◆ Given task ◆
Give every entry again, word for word.
··········
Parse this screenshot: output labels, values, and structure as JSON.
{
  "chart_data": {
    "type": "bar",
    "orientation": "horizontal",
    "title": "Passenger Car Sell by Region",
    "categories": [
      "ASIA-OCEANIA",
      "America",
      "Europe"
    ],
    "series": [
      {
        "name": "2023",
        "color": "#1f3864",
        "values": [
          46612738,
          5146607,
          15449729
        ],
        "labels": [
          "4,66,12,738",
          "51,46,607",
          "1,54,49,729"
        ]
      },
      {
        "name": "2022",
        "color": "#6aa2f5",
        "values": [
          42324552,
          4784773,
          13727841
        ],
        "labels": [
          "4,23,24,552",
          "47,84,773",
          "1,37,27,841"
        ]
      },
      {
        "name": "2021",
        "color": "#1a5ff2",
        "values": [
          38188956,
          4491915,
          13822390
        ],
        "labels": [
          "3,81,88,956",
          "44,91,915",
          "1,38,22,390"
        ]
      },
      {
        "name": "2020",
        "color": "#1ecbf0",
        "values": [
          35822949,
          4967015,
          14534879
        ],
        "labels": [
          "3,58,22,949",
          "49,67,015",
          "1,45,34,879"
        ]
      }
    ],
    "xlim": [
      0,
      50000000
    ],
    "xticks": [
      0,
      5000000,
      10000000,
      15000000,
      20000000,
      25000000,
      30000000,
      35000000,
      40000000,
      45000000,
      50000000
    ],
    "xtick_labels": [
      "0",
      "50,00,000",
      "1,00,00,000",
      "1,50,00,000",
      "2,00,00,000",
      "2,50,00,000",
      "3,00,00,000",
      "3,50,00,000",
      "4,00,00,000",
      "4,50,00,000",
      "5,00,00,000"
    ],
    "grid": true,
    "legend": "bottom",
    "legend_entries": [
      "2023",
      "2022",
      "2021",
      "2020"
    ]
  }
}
··········
◆ Complete answer ◆
Parse this screenshot: output labels, values, and structure as JSON.
{
  "chart_data": {
    "type": "bar",
    "orientation": "horizontal",
    "title": "Passenger Car Sell by Region",
    "categories": [
      "ASIA-OCEANIA",
      "America",
      "Europe"
    ],
    "series": [
      {
        "name": "2023",
        "color": "#1f3864",
        "values": [
          46612738,
          5146607,
          15449729
        ],
        "labels": [
          "4,66,12,738",
          "51,46,607",
          "1,54,49,729"
        ]
      },
      {
        "name": "2022",
        "color": "#6aa2f5",
        "values": [
          42324552,
          4784773,
          13727841
        ],
        "labels": [
          "4,23,24,552",
          "47,84,773",
          "1,37,27,841"
        ]
      },
      {
        "name": "2021",
        "color": "#1a5ff2",
        "values": [
          38188956,
          4491915,
          13822390
        ],
        "labels": [
          "3,81,88,956",
          "44,91,915",
          "1,38,22,390"
        ]
      },
      {
        "name": "2020",
        "color": "#1ecbf0",
        "values": [
          35822949,
          4967015,
          14534879
        ],
        "labels": [
          "3,58,22,949",
          "49,67,015",
          "1,45,34,879"
        ]
      }
    ],
    "xlim": [
      0,
      50000000
    ],
    "xticks": [
      0,
      5000000,
      10000000,
      15000000,
      20000000,
      25000000,
      30000000,
      35000000,
      40000000,
      45000000,
      50000000
    ],
    "xtick_labels": [
      "0",
      "50,00,000",
      "1,00,00,000",
      "1,50,00,000",
      "2,00,00,000",
      "2,50,00,000",
      "3,00,00,000",
      "3,50,00,000",
      "4,00,00,000",
      "4,50,00,000",
      "5,00,00,000"
    ],
    "grid": true,
    "legend": "bottom",
    "legend_entries": [
      "2023",
      "2022",
      "2021",
      "2020"
    ]
  }
}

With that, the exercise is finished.